• GIVEN REQUEST
Go through the material and pull out every line with the string "this" in it.

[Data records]
>> Begin

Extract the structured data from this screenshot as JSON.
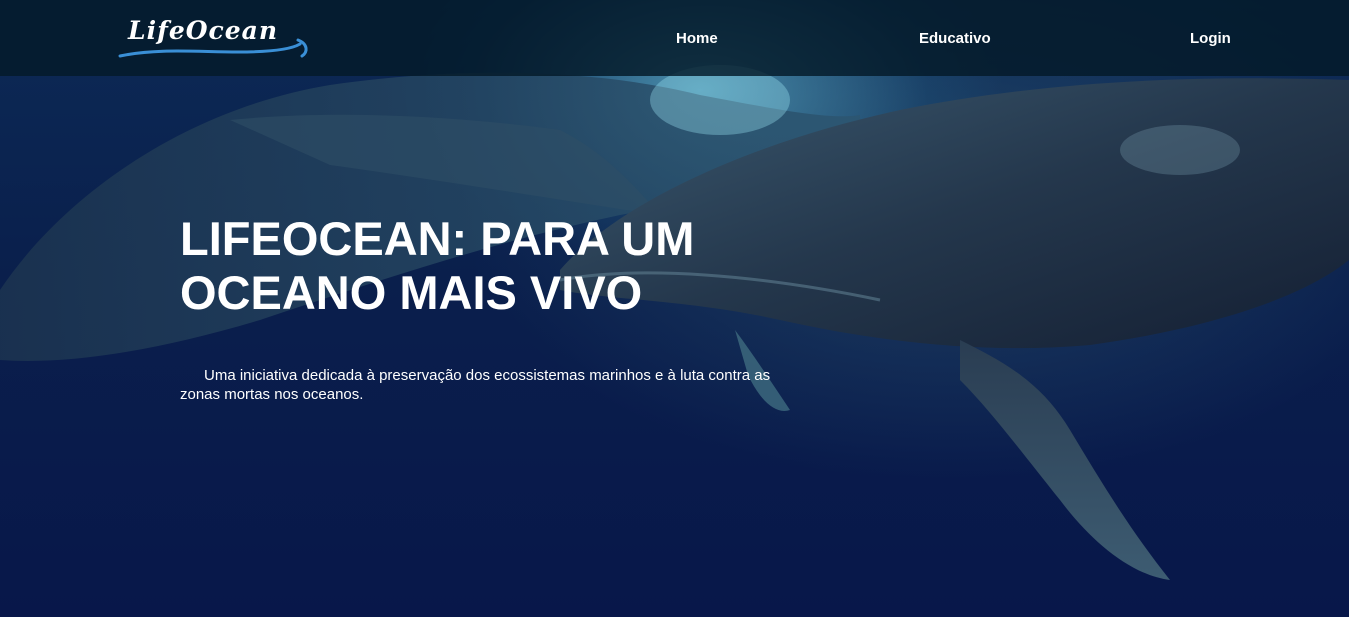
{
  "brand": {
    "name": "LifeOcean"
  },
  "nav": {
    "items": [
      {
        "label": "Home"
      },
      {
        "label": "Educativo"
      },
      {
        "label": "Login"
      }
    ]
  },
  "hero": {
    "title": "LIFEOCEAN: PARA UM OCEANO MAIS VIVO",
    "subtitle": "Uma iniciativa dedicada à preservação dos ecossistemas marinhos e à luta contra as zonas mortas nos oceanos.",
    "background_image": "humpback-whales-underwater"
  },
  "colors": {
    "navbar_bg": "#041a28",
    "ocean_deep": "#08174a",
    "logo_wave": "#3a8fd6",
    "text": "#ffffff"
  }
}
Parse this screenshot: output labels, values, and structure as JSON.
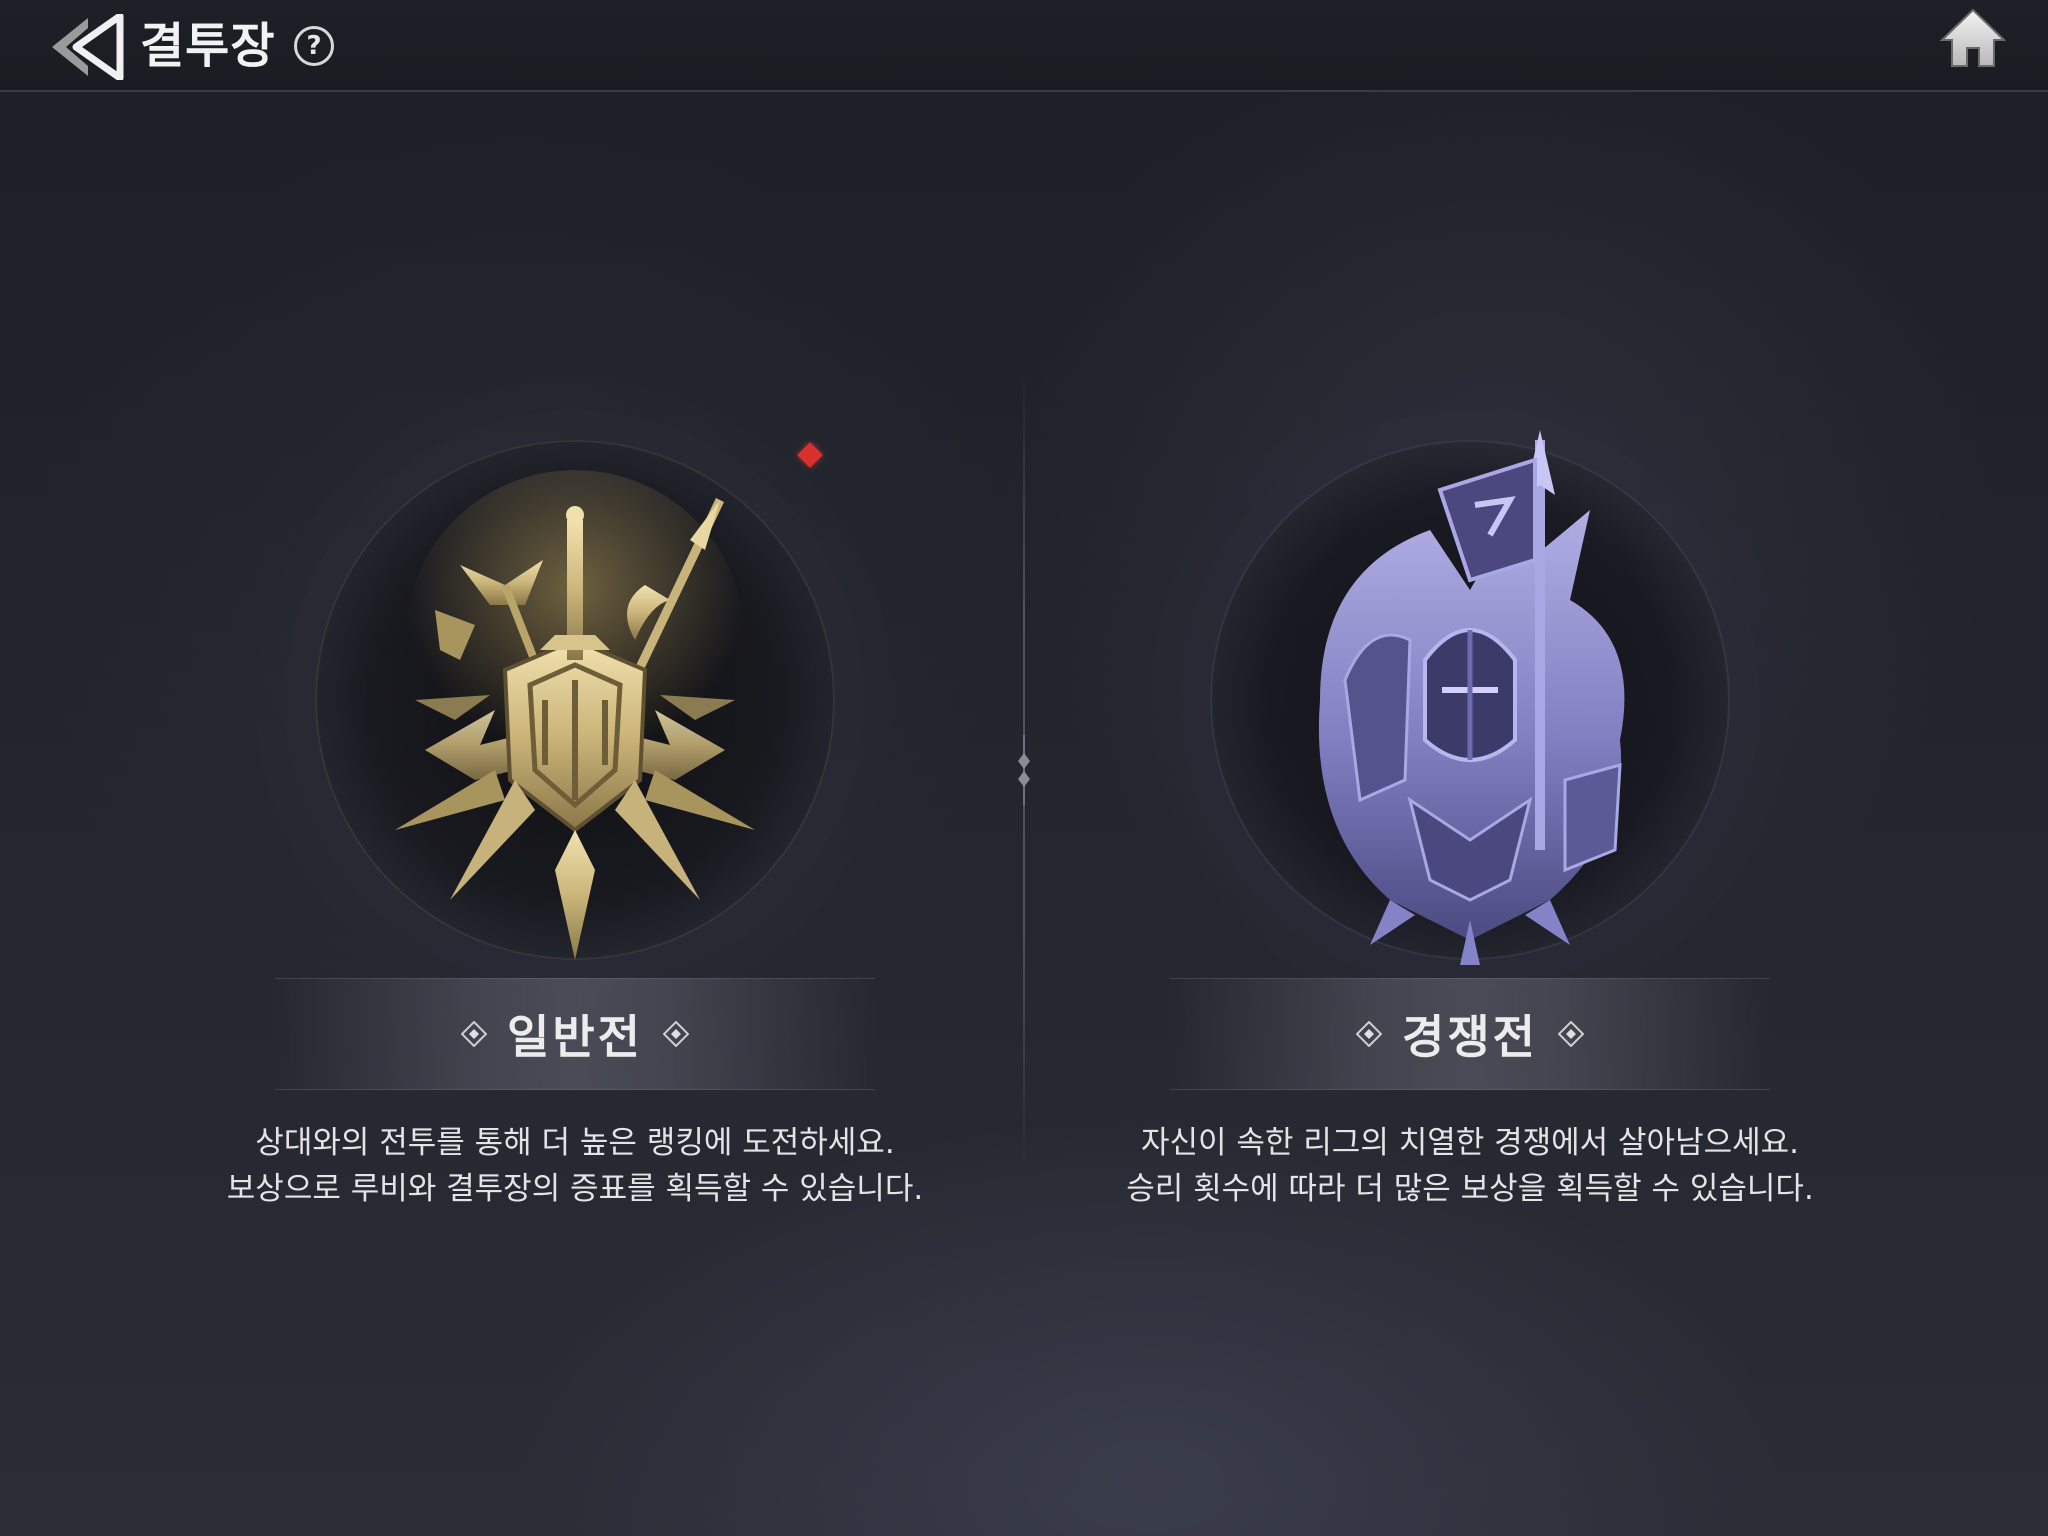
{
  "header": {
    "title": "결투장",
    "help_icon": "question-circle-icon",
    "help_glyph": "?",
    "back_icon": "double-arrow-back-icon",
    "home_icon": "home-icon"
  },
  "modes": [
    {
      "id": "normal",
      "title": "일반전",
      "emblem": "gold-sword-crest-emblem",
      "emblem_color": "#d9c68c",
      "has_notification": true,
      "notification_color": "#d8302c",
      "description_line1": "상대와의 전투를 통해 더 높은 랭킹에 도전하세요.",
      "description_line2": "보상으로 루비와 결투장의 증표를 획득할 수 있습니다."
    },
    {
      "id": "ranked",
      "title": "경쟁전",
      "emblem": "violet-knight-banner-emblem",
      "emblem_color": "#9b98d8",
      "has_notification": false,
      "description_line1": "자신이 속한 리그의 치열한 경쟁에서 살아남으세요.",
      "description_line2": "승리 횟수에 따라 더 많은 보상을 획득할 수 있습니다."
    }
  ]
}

>> End

• EXERCISE SOLUTION
Extract the structured data from this screenshot as JSON.
Parse this screenshot: output labels, values, and structure as JSON.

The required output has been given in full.